### TASK REQUIREMENTS
Count how many lines of the data include "wish". The answer is that number and nothing else.
** start of DATASET EXTRACT **
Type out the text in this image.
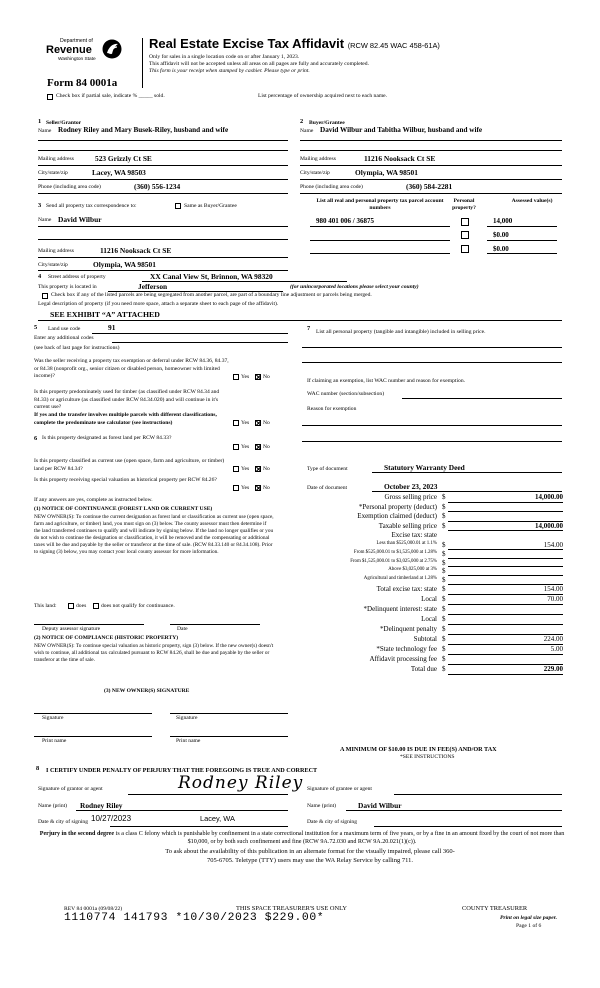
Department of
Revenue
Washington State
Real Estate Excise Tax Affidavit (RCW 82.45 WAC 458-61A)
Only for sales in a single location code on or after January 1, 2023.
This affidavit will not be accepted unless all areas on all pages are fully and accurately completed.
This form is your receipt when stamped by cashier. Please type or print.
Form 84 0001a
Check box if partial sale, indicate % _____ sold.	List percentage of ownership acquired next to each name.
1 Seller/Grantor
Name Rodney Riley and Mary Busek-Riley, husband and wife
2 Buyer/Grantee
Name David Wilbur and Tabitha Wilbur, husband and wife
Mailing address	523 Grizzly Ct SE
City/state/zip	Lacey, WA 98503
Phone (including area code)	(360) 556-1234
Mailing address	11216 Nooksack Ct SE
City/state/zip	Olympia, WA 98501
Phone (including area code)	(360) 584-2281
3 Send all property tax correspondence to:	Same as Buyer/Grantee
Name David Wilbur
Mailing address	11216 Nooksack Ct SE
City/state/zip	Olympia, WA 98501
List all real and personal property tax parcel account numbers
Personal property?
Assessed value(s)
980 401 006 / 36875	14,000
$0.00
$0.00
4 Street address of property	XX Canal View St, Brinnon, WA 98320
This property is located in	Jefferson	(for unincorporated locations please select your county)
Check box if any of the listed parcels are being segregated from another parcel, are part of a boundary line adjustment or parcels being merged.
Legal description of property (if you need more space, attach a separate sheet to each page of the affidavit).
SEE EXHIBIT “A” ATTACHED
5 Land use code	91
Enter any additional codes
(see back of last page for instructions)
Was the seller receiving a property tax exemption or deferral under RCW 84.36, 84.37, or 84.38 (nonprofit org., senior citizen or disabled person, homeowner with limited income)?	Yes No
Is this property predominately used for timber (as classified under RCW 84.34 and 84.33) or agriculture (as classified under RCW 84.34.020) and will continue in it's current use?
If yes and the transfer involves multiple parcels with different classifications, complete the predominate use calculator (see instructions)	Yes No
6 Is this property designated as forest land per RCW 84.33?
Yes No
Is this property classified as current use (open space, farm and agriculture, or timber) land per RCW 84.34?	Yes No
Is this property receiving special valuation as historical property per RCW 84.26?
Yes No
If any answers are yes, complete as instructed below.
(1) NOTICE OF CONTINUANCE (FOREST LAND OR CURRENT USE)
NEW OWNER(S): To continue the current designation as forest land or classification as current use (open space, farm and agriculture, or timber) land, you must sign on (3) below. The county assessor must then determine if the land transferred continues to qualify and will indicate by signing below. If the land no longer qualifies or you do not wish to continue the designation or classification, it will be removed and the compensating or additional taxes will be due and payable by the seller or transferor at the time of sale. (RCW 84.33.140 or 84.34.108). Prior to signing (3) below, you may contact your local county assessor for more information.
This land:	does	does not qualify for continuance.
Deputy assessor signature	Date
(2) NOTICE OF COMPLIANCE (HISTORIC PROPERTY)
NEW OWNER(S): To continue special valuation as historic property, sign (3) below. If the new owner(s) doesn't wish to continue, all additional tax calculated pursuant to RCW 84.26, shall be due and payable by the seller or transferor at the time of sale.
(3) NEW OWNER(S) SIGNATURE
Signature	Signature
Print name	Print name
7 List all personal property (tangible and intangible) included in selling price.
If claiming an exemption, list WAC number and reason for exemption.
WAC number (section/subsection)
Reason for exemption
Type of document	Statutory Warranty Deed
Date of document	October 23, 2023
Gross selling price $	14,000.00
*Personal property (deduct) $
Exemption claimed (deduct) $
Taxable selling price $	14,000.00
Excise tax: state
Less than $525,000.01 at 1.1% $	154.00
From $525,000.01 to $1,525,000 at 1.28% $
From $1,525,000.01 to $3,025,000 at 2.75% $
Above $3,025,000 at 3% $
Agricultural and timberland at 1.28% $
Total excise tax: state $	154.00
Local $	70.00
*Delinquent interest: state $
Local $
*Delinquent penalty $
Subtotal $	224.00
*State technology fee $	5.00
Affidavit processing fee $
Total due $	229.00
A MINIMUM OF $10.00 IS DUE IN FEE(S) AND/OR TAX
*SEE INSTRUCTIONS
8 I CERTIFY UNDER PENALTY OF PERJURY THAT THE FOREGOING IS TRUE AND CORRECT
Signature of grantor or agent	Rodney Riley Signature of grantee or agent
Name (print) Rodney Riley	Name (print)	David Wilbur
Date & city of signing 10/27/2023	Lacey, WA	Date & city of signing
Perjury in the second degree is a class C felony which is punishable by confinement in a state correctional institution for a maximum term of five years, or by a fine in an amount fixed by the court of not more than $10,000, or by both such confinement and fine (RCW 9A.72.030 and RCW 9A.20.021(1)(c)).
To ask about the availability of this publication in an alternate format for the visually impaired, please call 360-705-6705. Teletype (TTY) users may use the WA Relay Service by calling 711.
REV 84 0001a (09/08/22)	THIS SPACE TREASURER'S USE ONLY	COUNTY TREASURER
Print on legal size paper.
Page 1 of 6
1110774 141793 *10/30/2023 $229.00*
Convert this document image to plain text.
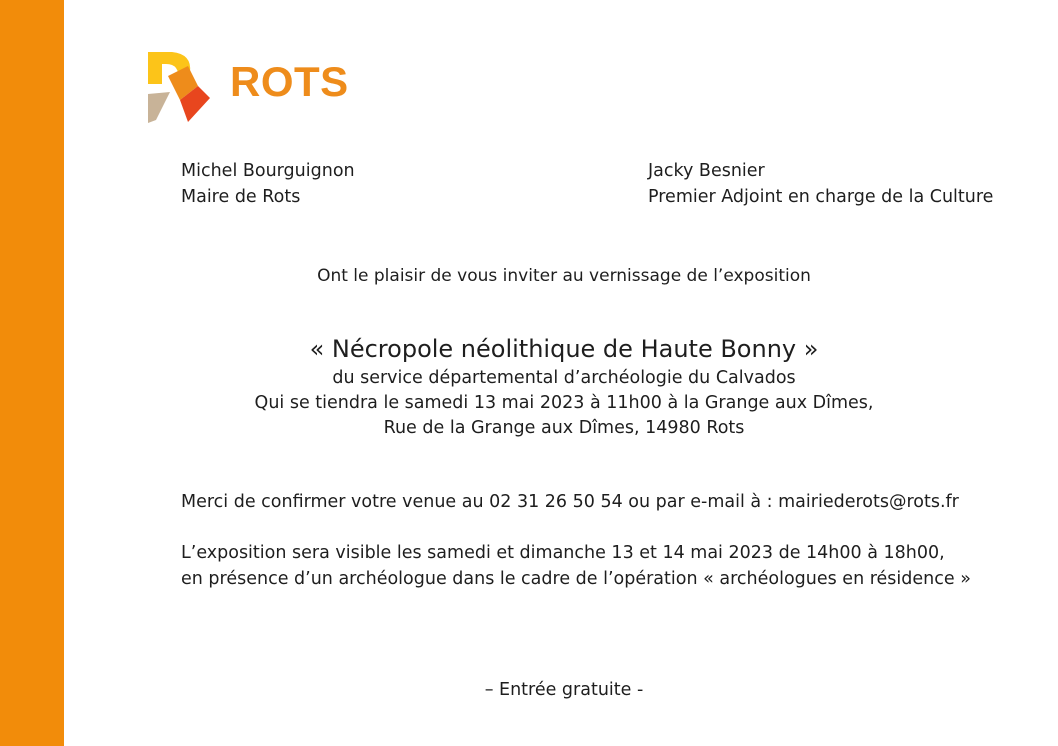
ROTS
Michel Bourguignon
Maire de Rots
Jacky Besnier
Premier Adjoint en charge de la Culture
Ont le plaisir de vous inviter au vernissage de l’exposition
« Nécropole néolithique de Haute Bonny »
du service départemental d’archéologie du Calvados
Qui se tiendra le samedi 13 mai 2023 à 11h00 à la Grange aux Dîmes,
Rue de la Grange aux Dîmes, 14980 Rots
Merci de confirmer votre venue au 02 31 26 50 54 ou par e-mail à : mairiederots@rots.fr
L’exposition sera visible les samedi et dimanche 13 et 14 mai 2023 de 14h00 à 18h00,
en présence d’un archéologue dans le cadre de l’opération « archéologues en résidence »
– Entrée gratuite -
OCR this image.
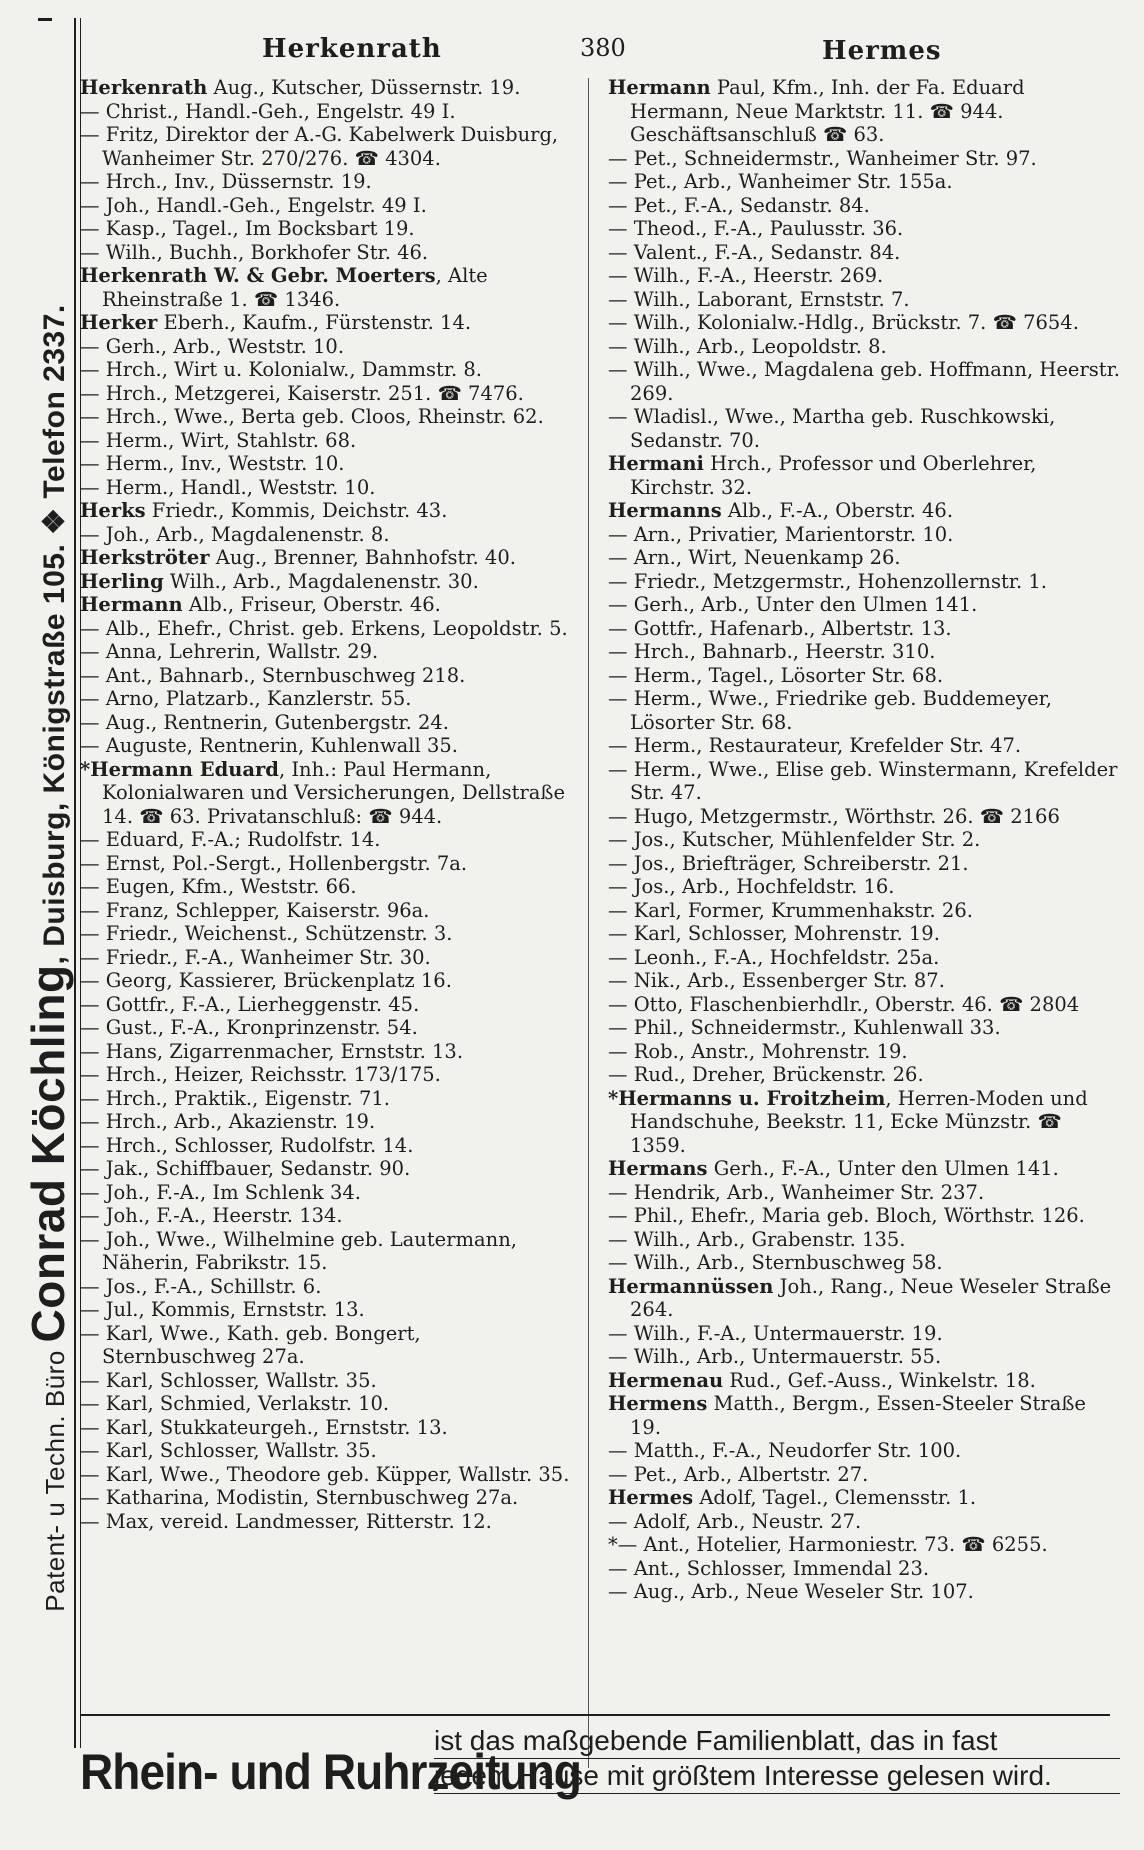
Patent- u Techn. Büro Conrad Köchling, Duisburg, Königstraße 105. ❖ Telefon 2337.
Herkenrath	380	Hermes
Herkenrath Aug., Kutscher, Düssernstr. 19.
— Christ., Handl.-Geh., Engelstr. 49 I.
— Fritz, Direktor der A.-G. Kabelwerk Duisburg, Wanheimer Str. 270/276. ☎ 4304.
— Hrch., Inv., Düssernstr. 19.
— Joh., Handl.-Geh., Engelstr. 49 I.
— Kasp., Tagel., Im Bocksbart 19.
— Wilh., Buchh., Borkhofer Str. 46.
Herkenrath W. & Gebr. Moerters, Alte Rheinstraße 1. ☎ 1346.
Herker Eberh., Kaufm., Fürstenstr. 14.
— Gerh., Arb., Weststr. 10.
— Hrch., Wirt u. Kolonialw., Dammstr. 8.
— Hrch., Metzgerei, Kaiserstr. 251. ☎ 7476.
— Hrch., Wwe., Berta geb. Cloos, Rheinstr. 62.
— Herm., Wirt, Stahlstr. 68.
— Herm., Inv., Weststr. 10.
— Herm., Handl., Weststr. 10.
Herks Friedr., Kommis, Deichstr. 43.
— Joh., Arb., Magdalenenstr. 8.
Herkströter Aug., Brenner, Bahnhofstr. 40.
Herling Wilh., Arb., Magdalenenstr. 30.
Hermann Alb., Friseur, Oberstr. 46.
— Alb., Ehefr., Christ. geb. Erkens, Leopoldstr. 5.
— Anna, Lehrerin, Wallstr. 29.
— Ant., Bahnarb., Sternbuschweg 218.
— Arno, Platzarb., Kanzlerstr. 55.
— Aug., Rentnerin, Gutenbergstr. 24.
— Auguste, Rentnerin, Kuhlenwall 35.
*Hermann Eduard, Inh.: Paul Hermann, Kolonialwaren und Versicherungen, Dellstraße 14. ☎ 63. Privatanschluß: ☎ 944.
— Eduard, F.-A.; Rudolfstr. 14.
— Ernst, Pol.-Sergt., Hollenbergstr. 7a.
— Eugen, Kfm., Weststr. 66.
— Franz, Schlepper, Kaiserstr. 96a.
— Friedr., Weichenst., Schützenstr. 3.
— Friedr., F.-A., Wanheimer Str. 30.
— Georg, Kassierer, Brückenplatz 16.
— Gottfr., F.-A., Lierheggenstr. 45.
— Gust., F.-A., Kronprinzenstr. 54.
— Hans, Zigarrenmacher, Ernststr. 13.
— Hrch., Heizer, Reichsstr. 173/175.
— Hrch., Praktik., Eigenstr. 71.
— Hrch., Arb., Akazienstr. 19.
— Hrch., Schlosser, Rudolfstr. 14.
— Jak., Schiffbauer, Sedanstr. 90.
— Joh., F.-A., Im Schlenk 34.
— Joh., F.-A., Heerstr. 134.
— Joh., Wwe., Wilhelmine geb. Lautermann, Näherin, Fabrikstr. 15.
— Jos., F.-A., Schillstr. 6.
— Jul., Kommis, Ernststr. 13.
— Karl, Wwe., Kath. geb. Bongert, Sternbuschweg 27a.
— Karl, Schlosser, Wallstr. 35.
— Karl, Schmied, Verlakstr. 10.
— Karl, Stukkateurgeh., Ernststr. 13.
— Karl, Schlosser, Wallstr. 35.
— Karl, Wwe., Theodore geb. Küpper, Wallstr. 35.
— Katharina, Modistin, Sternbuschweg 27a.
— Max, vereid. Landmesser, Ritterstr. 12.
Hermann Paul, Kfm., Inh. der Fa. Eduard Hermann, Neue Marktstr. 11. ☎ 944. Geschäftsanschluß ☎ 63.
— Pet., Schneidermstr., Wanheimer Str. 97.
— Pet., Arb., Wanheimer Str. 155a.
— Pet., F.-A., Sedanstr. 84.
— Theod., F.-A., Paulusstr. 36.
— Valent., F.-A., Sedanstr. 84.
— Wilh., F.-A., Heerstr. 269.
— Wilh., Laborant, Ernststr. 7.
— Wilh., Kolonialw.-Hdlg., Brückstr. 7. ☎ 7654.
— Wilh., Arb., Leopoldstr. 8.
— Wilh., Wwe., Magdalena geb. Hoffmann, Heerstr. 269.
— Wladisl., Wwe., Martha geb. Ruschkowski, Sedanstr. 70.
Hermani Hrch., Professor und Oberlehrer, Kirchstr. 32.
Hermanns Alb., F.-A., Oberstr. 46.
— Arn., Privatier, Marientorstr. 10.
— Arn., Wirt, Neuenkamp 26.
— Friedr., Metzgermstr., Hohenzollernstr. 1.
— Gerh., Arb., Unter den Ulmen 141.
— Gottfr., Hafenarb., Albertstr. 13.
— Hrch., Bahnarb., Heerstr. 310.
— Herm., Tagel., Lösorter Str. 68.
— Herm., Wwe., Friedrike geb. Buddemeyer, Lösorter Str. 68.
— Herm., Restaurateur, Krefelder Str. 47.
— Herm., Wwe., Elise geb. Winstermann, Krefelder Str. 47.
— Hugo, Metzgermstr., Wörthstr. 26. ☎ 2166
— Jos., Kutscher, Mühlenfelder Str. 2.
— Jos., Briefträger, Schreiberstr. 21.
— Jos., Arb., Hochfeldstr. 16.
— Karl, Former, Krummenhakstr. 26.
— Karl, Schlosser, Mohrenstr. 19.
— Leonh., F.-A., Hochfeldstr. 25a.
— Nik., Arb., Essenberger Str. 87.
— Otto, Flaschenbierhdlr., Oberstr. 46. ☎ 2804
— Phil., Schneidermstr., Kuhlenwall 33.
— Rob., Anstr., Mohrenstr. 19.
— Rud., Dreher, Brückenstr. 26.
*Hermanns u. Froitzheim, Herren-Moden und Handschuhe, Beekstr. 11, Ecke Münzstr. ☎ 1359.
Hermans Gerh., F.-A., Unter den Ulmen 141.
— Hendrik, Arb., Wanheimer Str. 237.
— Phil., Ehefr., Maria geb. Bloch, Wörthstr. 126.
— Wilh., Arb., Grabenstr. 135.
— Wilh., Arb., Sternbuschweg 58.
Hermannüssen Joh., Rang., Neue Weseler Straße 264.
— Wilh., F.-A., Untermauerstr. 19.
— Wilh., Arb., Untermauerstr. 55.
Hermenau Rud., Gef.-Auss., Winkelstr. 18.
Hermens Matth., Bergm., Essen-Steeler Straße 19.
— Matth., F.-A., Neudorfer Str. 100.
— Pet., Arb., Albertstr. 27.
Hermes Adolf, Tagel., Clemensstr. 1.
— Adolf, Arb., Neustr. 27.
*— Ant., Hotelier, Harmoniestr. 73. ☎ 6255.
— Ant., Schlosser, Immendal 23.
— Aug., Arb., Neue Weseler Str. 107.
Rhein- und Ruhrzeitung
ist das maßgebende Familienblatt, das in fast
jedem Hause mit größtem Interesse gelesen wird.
** end of DATASET EXTRACT **
### SOLUTION FOR THIS TASK
2